→ WORK TO DO
Wherever the string "bold" appears in a line, extract that line.
BEGIN DATA PROVIDED
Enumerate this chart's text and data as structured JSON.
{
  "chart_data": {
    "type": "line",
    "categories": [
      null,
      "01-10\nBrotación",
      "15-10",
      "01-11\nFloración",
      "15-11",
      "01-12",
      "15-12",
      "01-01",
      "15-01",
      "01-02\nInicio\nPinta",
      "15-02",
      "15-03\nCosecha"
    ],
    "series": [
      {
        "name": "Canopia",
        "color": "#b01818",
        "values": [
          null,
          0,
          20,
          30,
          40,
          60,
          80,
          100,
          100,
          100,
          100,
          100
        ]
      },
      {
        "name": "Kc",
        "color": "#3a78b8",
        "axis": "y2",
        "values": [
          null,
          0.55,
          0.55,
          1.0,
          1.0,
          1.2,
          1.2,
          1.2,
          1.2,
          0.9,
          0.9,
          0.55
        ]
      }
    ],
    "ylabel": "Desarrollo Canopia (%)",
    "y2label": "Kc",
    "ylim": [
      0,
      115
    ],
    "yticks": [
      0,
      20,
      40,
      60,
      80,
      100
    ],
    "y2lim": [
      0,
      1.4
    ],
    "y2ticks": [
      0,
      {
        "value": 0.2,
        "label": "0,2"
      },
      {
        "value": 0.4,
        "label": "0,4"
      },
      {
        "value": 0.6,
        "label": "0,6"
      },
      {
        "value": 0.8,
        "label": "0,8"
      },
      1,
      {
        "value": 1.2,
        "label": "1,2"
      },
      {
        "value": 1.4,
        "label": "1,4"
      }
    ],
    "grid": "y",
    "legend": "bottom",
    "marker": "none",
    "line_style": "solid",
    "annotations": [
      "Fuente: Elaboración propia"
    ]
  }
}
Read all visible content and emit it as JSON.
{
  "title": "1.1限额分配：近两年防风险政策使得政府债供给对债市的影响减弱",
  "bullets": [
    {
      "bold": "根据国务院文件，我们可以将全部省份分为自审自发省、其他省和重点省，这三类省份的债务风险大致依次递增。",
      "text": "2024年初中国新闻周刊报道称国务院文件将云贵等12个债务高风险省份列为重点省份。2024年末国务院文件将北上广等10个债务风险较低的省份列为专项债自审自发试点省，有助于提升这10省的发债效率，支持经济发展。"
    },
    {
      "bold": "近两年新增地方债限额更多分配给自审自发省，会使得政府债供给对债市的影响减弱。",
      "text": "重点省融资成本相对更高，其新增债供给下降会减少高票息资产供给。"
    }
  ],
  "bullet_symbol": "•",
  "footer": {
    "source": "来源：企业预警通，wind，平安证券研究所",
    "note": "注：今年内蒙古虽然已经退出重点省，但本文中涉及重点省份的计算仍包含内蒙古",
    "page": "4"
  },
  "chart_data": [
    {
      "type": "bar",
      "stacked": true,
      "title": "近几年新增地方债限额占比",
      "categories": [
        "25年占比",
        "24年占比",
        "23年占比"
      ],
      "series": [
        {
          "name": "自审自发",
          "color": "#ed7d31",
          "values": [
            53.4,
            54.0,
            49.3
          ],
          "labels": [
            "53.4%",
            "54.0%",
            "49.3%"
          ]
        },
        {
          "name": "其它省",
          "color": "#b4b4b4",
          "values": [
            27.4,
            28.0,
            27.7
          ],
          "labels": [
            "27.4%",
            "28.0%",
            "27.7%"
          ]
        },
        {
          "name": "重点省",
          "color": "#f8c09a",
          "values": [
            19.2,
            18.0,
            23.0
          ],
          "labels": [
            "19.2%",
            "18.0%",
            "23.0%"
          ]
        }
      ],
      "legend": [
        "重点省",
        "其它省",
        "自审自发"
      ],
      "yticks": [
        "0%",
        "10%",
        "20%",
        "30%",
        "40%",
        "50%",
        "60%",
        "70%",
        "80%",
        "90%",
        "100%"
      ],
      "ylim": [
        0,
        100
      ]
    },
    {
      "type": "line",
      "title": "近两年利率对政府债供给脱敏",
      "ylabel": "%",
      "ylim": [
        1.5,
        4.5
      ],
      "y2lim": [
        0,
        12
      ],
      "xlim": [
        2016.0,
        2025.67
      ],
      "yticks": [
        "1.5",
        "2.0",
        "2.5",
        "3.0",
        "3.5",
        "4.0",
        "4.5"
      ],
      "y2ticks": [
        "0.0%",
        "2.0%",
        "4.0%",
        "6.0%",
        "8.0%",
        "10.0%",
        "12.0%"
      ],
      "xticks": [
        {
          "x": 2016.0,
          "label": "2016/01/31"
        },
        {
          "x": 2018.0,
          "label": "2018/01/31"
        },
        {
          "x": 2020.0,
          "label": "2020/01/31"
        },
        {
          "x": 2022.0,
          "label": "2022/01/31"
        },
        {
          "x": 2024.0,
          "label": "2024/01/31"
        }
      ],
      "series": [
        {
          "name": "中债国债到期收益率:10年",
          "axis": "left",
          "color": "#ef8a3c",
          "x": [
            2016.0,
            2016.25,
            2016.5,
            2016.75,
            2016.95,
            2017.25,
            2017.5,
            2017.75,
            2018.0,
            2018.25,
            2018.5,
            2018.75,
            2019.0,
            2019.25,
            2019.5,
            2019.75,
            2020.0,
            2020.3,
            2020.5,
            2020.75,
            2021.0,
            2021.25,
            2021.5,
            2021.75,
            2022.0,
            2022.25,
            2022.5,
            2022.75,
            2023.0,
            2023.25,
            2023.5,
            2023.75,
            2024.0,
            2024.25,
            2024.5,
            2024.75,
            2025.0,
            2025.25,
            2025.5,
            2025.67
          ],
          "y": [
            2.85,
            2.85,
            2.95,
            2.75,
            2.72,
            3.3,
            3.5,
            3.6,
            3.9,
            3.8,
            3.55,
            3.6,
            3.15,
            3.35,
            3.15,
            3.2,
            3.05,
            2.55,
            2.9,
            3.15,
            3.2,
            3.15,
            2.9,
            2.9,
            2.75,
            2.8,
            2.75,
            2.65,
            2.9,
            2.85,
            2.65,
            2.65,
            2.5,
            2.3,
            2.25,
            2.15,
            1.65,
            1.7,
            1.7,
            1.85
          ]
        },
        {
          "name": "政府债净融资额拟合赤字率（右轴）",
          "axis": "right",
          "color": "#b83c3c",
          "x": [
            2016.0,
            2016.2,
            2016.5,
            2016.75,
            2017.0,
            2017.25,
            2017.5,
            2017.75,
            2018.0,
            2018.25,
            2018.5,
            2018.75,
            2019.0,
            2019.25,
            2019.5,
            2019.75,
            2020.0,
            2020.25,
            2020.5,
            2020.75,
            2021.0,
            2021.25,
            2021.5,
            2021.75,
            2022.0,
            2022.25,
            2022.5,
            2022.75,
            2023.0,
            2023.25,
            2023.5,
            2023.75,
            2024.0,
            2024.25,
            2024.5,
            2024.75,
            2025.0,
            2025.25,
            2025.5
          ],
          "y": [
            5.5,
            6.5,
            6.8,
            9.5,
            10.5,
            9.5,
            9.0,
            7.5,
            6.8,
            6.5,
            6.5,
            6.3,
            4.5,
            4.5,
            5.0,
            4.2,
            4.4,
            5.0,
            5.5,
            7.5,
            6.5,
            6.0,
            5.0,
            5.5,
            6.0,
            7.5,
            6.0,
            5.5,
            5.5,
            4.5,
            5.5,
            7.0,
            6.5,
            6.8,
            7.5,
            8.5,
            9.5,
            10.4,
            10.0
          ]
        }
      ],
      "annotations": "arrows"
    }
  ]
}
END DATA PROVIDED
→ OUTPUT
      "bold": "根据国务院文件，我们可以将全部省份分为自审自发省、其他省和重点省，这三类省份的债务风险大致依次递增。",
      "bold": "近两年新增地方债限额更多分配给自审自发省，会使得政府债供给对债市的影响减弱。",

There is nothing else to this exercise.